Transcribe the material without alteration, from its first line down to and including the line that contains "svg-text:20°N: 20°N — [20, 224, 51, 239]".

***** Data provided *****

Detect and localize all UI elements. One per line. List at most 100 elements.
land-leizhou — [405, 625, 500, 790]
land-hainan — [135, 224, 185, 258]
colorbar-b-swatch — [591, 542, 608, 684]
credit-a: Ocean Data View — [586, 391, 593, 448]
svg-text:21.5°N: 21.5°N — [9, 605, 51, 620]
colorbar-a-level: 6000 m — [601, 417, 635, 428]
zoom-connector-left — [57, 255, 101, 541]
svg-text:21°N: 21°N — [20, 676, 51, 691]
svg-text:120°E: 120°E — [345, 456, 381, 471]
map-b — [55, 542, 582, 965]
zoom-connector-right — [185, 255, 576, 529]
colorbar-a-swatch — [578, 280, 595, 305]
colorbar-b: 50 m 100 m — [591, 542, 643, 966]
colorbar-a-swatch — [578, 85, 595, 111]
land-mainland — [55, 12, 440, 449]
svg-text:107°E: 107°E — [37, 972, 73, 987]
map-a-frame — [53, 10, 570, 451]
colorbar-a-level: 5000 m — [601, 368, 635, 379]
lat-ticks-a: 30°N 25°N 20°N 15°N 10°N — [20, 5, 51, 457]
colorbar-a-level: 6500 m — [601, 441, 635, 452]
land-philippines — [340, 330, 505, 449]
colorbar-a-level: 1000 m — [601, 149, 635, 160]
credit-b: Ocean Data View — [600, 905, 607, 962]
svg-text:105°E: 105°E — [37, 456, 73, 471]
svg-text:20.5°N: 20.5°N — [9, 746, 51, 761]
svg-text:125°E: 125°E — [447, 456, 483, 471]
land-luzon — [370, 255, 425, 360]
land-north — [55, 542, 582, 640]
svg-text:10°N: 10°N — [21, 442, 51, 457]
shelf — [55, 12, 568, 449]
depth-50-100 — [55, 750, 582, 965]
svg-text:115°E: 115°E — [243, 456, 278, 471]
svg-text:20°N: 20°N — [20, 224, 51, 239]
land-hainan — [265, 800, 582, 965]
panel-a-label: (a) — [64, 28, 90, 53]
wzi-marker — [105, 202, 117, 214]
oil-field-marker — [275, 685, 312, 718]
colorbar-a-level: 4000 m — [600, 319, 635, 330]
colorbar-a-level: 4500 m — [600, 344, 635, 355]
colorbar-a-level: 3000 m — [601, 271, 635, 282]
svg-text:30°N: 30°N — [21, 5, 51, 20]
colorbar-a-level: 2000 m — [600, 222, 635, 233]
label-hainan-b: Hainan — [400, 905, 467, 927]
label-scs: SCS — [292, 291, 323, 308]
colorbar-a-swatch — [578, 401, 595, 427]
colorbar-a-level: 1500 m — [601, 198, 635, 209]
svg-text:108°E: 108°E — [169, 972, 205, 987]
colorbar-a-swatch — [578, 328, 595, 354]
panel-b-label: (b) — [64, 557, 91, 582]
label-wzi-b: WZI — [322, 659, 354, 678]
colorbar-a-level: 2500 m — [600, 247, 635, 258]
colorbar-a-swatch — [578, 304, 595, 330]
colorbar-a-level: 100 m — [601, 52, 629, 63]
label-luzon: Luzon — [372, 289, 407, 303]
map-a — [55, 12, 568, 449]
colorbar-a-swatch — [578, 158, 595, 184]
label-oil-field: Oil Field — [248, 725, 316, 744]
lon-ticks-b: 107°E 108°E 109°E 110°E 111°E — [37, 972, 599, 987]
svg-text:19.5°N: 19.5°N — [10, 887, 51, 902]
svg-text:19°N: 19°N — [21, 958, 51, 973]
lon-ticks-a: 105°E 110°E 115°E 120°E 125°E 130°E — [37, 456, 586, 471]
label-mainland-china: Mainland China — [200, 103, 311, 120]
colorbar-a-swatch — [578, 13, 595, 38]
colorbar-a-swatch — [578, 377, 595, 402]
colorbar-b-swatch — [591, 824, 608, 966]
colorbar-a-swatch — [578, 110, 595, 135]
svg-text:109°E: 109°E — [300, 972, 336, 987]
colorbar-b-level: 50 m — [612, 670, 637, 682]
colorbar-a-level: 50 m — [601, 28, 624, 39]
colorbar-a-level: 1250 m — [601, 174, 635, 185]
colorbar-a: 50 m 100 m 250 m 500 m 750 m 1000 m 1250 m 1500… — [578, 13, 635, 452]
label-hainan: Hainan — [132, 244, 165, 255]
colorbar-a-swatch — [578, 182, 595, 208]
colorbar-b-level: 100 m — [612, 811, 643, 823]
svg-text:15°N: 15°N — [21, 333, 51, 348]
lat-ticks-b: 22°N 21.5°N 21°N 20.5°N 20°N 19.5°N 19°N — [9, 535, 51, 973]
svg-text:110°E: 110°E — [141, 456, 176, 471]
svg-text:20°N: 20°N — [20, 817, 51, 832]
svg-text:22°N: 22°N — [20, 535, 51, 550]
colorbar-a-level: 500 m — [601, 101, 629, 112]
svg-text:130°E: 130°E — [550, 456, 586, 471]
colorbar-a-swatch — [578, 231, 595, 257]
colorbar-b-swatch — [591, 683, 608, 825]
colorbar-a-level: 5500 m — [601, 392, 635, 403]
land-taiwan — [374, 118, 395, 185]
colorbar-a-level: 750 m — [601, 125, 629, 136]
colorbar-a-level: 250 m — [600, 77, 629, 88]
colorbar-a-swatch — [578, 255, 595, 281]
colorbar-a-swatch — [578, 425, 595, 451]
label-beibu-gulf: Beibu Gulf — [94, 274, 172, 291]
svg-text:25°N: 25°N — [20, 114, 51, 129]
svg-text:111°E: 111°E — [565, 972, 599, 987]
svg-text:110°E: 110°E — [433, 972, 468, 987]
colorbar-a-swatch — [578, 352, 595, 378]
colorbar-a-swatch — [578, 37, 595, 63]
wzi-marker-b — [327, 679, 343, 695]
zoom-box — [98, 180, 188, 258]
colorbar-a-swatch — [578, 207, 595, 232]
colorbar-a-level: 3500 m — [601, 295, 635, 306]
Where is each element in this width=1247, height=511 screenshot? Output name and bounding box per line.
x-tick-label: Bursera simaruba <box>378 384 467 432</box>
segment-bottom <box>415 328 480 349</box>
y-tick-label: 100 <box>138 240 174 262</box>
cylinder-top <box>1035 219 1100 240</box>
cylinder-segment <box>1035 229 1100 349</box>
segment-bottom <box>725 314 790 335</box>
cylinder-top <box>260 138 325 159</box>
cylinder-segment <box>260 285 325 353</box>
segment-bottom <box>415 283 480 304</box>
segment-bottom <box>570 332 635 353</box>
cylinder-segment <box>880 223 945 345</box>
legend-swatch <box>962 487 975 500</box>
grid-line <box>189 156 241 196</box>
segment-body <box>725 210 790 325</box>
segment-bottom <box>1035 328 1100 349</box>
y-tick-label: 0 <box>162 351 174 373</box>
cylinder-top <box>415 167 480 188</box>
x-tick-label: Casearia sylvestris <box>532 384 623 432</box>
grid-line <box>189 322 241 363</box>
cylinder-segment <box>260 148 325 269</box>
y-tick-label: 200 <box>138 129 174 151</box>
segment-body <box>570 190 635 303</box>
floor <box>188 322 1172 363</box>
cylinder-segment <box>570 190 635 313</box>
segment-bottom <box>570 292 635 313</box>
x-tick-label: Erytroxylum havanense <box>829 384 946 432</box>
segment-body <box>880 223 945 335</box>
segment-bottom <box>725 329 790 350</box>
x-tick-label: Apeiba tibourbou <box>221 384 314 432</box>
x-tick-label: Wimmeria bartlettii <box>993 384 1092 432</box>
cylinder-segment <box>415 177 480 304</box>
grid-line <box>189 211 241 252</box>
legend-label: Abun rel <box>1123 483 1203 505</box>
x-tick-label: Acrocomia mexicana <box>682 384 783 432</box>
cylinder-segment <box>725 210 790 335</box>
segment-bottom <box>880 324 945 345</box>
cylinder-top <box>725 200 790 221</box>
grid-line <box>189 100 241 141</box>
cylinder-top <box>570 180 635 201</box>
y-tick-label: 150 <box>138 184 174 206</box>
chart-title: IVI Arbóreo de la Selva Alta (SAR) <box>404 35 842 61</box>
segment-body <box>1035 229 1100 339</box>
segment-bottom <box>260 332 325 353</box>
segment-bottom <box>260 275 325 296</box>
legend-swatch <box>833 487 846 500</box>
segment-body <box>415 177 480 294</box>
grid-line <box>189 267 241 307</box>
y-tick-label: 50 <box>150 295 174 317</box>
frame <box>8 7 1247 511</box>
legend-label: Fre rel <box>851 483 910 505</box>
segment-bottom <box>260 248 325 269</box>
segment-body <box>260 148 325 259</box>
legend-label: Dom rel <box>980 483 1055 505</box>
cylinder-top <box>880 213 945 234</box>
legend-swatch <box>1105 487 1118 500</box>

*****

The answer -
Detect and localize all UI elements. One per line. List at most 100 elements.
land-leizhou — [405, 625, 500, 790]
land-hainan — [135, 224, 185, 258]
colorbar-b-swatch — [591, 542, 608, 684]
credit-a: Ocean Data View — [586, 391, 593, 448]
svg-text:21.5°N: 21.5°N — [9, 605, 51, 620]
colorbar-a-level: 6000 m — [601, 417, 635, 428]
zoom-connector-left — [57, 255, 101, 541]
svg-text:21°N: 21°N — [20, 676, 51, 691]
svg-text:120°E: 120°E — [345, 456, 381, 471]
map-b — [55, 542, 582, 965]
zoom-connector-right — [185, 255, 576, 529]
colorbar-a-swatch — [578, 280, 595, 305]
colorbar-b: 50 m 100 m — [591, 542, 643, 966]
colorbar-a-swatch — [578, 85, 595, 111]
land-mainland — [55, 12, 440, 449]
svg-text:107°E: 107°E — [37, 972, 73, 987]
map-a-frame — [53, 10, 570, 451]
colorbar-a-level: 5000 m — [601, 368, 635, 379]
lat-ticks-a: 30°N 25°N 20°N 15°N 10°N — [20, 5, 51, 457]
colorbar-a-level: 6500 m — [601, 441, 635, 452]
land-philippines — [340, 330, 505, 449]
colorbar-a-level: 1000 m — [601, 149, 635, 160]
credit-b: Ocean Data View — [600, 905, 607, 962]
svg-text:105°E: 105°E — [37, 456, 73, 471]
svg-text:20.5°N: 20.5°N — [9, 746, 51, 761]
svg-text:125°E: 125°E — [447, 456, 483, 471]
land-luzon — [370, 255, 425, 360]
land-north — [55, 542, 582, 640]
svg-text:10°N: 10°N — [21, 442, 51, 457]
shelf — [55, 12, 568, 449]
depth-50-100 — [55, 750, 582, 965]
svg-text:115°E: 115°E — [243, 456, 278, 471]
svg-text:20°N: 20°N — [20, 224, 51, 239]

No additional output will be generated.